* begin EXERCISE MATERIALS *
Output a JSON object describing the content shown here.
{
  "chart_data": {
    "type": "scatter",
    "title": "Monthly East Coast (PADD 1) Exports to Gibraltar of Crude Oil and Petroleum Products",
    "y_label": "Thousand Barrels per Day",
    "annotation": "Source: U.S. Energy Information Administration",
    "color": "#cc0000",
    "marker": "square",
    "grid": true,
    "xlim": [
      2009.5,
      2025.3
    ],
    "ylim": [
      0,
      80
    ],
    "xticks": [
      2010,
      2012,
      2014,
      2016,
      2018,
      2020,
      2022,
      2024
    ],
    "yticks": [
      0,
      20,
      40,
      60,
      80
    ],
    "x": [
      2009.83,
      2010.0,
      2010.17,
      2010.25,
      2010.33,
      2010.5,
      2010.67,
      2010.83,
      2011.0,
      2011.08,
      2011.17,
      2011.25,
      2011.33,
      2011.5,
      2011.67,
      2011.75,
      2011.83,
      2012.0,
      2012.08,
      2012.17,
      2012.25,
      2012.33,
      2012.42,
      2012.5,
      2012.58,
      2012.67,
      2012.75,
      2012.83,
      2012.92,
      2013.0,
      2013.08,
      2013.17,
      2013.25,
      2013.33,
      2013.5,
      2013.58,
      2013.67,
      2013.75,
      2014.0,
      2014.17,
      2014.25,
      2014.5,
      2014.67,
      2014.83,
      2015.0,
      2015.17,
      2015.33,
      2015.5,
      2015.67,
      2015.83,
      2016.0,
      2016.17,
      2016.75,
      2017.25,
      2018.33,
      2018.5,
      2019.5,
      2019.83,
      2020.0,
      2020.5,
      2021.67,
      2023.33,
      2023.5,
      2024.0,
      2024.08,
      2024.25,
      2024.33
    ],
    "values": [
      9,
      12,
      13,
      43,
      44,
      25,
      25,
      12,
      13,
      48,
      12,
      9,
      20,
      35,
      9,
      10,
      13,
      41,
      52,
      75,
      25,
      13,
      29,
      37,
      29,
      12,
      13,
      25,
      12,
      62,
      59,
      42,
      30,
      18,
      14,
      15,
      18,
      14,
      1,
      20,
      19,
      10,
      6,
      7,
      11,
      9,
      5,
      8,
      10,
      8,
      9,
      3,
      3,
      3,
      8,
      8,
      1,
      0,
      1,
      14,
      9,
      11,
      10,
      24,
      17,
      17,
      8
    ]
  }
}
* end EXERCISE MATERIALS *
Above are the records; retype them all without a single difference.

= CORRECT ANSWER =
Output a JSON object describing the content shown here.
{
  "chart_data": {
    "type": "scatter",
    "title": "Monthly East Coast (PADD 1) Exports to Gibraltar of Crude Oil and Petroleum Products",
    "y_label": "Thousand Barrels per Day",
    "annotation": "Source: U.S. Energy Information Administration",
    "color": "#cc0000",
    "marker": "square",
    "grid": true,
    "xlim": [
      2009.5,
      2025.3
    ],
    "ylim": [
      0,
      80
    ],
    "xticks": [
      2010,
      2012,
      2014,
      2016,
      2018,
      2020,
      2022,
      2024
    ],
    "yticks": [
      0,
      20,
      40,
      60,
      80
    ],
    "x": [
      2009.83,
      2010.0,
      2010.17,
      2010.25,
      2010.33,
      2010.5,
      2010.67,
      2010.83,
      2011.0,
      2011.08,
      2011.17,
      2011.25,
      2011.33,
      2011.5,
      2011.67,
      2011.75,
      2011.83,
      2012.0,
      2012.08,
      2012.17,
      2012.25,
      2012.33,
      2012.42,
      2012.5,
      2012.58,
      2012.67,
      2012.75,
      2012.83,
      2012.92,
      2013.0,
      2013.08,
      2013.17,
      2013.25,
      2013.33,
      2013.5,
      2013.58,
      2013.67,
      2013.75,
      2014.0,
      2014.17,
      2014.25,
      2014.5,
      2014.67,
      2014.83,
      2015.0,
      2015.17,
      2015.33,
      2015.5,
      2015.67,
      2015.83,
      2016.0,
      2016.17,
      2016.75,
      2017.25,
      2018.33,
      2018.5,
      2019.5,
      2019.83,
      2020.0,
      2020.5,
      2021.67,
      2023.33,
      2023.5,
      2024.0,
      2024.08,
      2024.25,
      2024.33
    ],
    "values": [
      9,
      12,
      13,
      43,
      44,
      25,
      25,
      12,
      13,
      48,
      12,
      9,
      20,
      35,
      9,
      10,
      13,
      41,
      52,
      75,
      25,
      13,
      29,
      37,
      29,
      12,
      13,
      25,
      12,
      62,
      59,
      42,
      30,
      18,
      14,
      15,
      18,
      14,
      1,
      20,
      19,
      10,
      6,
      7,
      11,
      9,
      5,
      8,
      10,
      8,
      9,
      3,
      3,
      3,
      8,
      8,
      1,
      0,
      1,
      14,
      9,
      11,
      10,
      24,
      17,
      17,
      8
    ]
  }
}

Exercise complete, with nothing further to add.